Under State law, eligibility for Medicaid must be determined with reference to the number of family members in the household "as defined in regulations by the commissioner consistent with federal [Medicaid] regulations” (Social Services Law § 366 [2] [a] [7]). The Federal Medicaid regulations provide that the income or resource methodology used must be "(a) [u]niform for all individuals in a covered group; and (b) [reasonable” (see, 42 CFR 435.850).
The term "covered group” refers to the identified groups to whom States may offer Medicaid coverage, such as the aged, the blind and the disabled (see, 42 CFR 435.301 [b] [2]-[3]; 46 Fed Reg 47978-47979). Petitioner is eligible for Medicaid because he is disabled, and thus belongs to that covered group. Coverage is uniform for all members of a covered group if New York "provide[s] Medicaid to all individuals eligible to be members of that group” (42 CFR 435.301 [b] [3]). Because the regulation at issue does not distinguish among disabled SSI-related Medicaid applicants, but applies uniformly to anyone in that group, this requirement is met. As petitioner only claims that he is treated less favorably than SSI recipients *989who qualify for the two-person income standard, he does not allege a violation of the uniformity requirement.

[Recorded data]

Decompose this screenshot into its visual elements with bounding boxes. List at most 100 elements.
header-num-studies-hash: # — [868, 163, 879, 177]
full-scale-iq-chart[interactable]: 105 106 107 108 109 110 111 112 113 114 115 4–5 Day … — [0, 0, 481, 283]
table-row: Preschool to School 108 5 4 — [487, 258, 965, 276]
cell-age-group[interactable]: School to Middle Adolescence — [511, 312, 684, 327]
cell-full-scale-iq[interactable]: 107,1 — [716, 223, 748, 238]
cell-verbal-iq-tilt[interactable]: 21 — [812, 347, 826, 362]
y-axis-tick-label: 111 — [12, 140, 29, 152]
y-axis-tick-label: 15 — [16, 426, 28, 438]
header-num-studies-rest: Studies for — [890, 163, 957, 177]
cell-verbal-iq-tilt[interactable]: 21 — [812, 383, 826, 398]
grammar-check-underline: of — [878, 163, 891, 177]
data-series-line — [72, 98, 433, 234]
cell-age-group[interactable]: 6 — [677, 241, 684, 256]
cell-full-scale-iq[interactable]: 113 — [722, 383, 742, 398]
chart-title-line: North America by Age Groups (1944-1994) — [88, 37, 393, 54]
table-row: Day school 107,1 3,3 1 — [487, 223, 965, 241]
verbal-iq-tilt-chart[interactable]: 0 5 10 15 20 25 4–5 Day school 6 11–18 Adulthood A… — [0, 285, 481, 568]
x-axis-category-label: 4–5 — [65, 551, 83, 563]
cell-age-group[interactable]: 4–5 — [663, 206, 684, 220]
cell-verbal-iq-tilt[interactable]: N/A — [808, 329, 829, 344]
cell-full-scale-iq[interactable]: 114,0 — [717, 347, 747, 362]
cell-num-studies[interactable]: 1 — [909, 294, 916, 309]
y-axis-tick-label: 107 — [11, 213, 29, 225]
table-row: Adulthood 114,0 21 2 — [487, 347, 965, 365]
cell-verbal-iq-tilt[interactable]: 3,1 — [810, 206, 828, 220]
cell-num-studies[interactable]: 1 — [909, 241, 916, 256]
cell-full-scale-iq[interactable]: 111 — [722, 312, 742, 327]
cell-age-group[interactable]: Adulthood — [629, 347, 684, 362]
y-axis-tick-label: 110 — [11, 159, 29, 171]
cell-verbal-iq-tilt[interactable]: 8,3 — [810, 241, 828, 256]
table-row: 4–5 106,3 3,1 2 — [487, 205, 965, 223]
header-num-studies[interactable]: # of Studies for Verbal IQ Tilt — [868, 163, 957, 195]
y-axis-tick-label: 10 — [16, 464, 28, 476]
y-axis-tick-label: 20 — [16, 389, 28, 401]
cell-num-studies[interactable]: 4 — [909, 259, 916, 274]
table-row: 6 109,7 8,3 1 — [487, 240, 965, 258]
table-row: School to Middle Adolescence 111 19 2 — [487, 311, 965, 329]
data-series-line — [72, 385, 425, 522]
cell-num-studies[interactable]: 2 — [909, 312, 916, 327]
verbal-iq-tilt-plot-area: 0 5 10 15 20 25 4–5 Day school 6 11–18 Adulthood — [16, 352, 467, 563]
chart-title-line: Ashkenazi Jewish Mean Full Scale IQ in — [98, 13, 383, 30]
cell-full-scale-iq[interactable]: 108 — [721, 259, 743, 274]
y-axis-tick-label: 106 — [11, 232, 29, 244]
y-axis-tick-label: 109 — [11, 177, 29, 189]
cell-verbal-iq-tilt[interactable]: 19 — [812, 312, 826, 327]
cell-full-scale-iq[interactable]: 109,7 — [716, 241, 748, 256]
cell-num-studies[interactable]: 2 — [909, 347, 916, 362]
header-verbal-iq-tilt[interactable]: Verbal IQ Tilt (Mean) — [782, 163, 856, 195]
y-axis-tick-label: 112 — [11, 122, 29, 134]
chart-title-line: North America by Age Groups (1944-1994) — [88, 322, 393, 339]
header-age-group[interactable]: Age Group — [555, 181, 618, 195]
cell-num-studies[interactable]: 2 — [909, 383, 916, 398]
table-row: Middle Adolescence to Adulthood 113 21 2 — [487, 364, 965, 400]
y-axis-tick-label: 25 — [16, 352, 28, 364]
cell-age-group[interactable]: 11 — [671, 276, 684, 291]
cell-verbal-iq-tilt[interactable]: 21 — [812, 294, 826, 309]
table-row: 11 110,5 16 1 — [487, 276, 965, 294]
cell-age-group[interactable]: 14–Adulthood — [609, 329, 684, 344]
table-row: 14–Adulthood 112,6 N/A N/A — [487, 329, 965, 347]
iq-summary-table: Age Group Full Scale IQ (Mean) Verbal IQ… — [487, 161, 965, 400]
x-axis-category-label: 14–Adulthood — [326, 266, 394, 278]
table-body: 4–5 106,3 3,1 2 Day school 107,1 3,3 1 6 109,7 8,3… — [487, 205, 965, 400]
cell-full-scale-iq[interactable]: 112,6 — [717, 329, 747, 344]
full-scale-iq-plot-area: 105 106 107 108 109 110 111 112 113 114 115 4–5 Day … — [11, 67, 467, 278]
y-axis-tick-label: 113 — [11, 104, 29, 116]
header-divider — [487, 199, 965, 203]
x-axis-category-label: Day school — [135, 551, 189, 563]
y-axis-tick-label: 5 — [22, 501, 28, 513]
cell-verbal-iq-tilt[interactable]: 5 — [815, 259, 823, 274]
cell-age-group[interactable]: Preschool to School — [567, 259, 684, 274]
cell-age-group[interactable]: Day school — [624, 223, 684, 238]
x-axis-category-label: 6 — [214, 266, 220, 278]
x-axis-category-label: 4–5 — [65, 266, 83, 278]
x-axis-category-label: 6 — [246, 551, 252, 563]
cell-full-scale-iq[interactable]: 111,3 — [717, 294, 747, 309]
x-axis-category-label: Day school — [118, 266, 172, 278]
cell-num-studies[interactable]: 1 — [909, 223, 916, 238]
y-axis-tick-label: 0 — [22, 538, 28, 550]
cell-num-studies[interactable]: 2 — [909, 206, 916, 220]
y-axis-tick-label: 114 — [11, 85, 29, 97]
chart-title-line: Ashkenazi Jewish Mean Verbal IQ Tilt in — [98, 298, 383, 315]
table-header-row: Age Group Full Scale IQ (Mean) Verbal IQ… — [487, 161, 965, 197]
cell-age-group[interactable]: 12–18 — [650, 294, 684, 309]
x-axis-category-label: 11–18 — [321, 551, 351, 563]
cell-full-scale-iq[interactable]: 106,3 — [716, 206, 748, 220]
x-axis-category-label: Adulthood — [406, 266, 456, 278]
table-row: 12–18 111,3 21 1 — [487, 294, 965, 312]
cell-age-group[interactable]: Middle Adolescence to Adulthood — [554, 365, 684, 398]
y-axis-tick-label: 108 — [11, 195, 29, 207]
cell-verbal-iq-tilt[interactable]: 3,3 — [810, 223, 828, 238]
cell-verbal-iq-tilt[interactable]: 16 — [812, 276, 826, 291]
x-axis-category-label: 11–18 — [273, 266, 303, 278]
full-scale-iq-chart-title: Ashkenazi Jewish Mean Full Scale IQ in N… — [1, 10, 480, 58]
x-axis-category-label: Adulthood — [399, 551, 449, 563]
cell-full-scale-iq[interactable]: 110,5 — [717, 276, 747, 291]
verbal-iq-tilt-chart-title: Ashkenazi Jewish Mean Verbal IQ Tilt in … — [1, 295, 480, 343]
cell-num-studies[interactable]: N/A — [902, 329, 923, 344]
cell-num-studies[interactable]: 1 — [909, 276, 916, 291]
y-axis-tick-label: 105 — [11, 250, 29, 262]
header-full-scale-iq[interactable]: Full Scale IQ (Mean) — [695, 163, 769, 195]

# EXERCISE SET
A - According to the Medicaid passage, why is the petitioner eligible for Medicaid?
B - List the covered groups that the Medicaid passage gives as examples of groups to whom States may offer Medicaid coverage.
C - Based on the Medicaid passage, say whether each statement agrees with it, and quote the deciding words: (i) The regulation at issue distinguishes among disabled SSI-related Medicaid applicants. (ii) Under State law, Medicaid eligibility is determined with reference to the number of family members in the household. (iii) The petitioner alleges a violation of the uniformity requirement.

# SOLUTIONS PER TASK
A - He is eligible because he is disabled.

B - the aged, the blind, the disabled

C -
(i) No: "the regulation at issue does not distinguish among disabled SSI-related Medicaid applicants"
(ii) Yes: "eligibility for Medicaid must be determined with reference to the number of family members in the household"
(iii) No: "he does not allege a violation of the uniformity requirement"